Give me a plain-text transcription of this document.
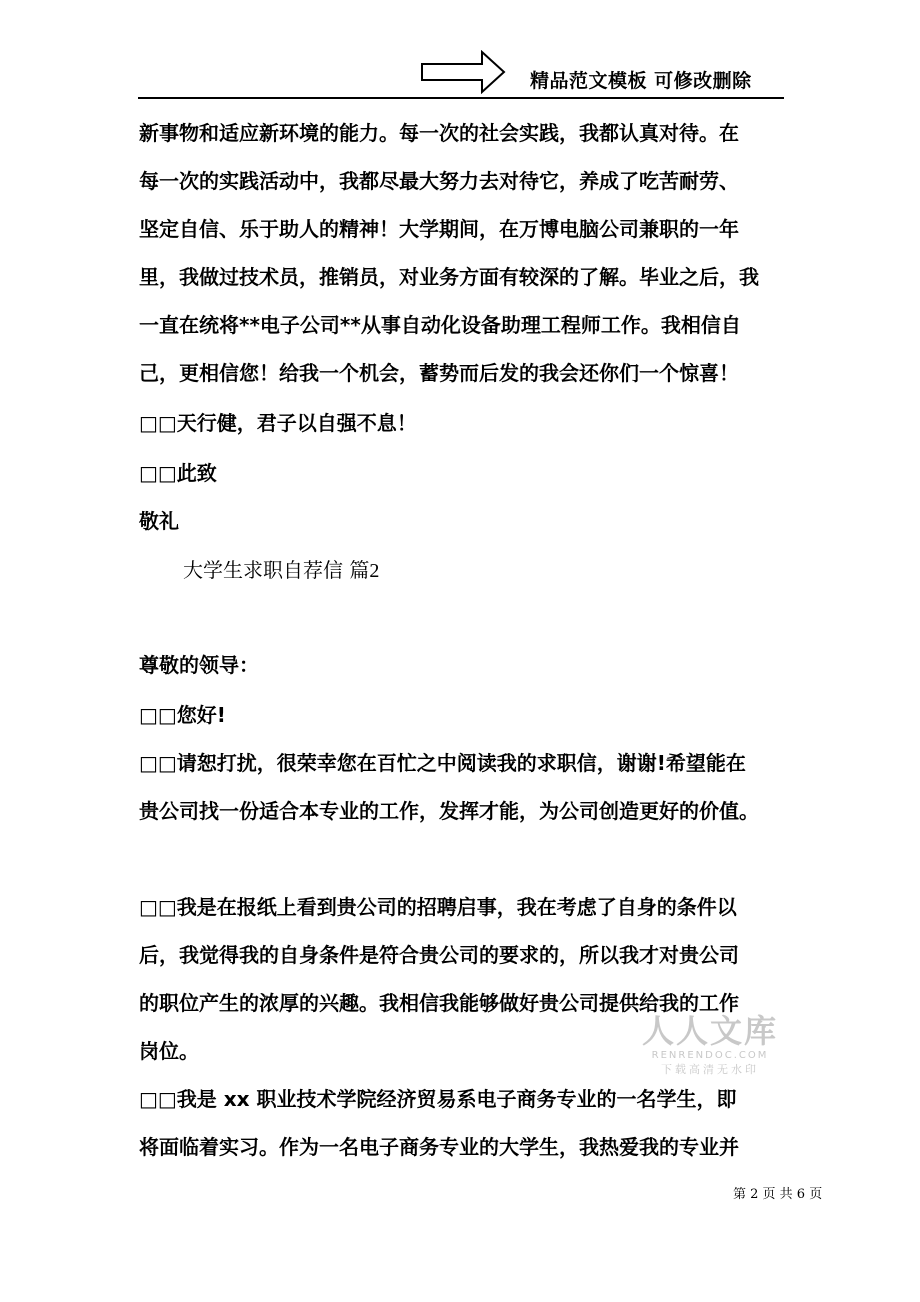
精品范文模板 可修改删除
新事物和适应新环境的能力。每一次的社会实践，我都认真对待。在
每一次的实践活动中，我都尽最大努力去对待它，养成了吃苦耐劳、
坚定自信、乐于助人的精神！大学期间，在万博电脑公司兼职的一年
里，我做过技术员，推销员，对业务方面有较深的了解。毕业之后，我
一直在统将**电子公司**从事自动化设备助理工程师工作。我相信自
己，更相信您！给我一个机会，蓄势而后发的我会还你们一个惊喜！
□□天行健，君子以自强不息！
□□此致
敬礼
大学生求职自荐信 篇2
尊敬的领导：
□□您好!
□□请恕打扰，很荣幸您在百忙之中阅读我的求职信，谢谢!希望能在
贵公司找一份适合本专业的工作，发挥才能，为公司创造更好的价值。
□□我是在报纸上看到贵公司的招聘启事，我在考虑了自身的条件以
后，我觉得我的自身条件是符合贵公司的要求的，所以我才对贵公司
的职位产生的浓厚的兴趣。我相信我能够做好贵公司提供给我的工作
岗位。
□□我是 xx 职业技术学院经济贸易系电子商务专业的一名学生，即
将面临着实习。作为一名电子商务专业的大学生，我热爱我的专业并
人人文库
RENRENDOC.COM
下载高清无水印
第 2 页 共 6 页
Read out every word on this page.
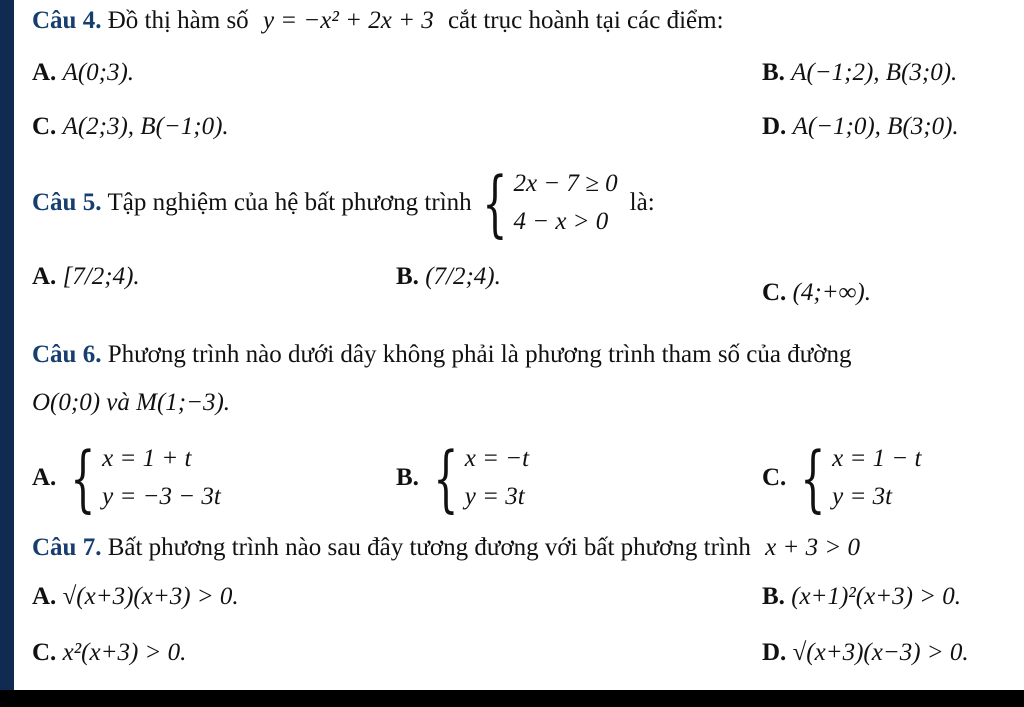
Câu 4. Đồ thị hàm số y = −x² + 2x + 3 cắt trục hoành tại các điểm:
A. A(0;3).	B. A(−1;2), B(3;0).
C. A(2;3), B(−1;0).	D. A(−1;0), B(3;0).
Câu 5. Tập nghiệm của hệ bất phương trình { 2x − 7 ≥ 0
4 − x > 0
là:
A. [7/2;4).	B. (7/2;4).
C. (4;+∞).
Câu 6. Phương trình nào dưới dây không phải là phương trình tham số của đường
O(0;0) và M(1;−3).
A. { x = 1 + t
y = −3 − 3t
B. { x = −t
y = 3t
C. { x = 1 − t
y = 3t
Câu 7. Bất phương trình nào sau đây tương đương với bất phương trình x + 3 > 0
A. √(x+3)(x+3) > 0.	B. (x+1)²(x+3) > 0.
C. x²(x+3) > 0.	D. √(x+3)(x−3) > 0.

-- Problem details --
In the records above, tally the lines where the word "phương" appears, and give the number and nothing else.

-- Response to the exercise --
3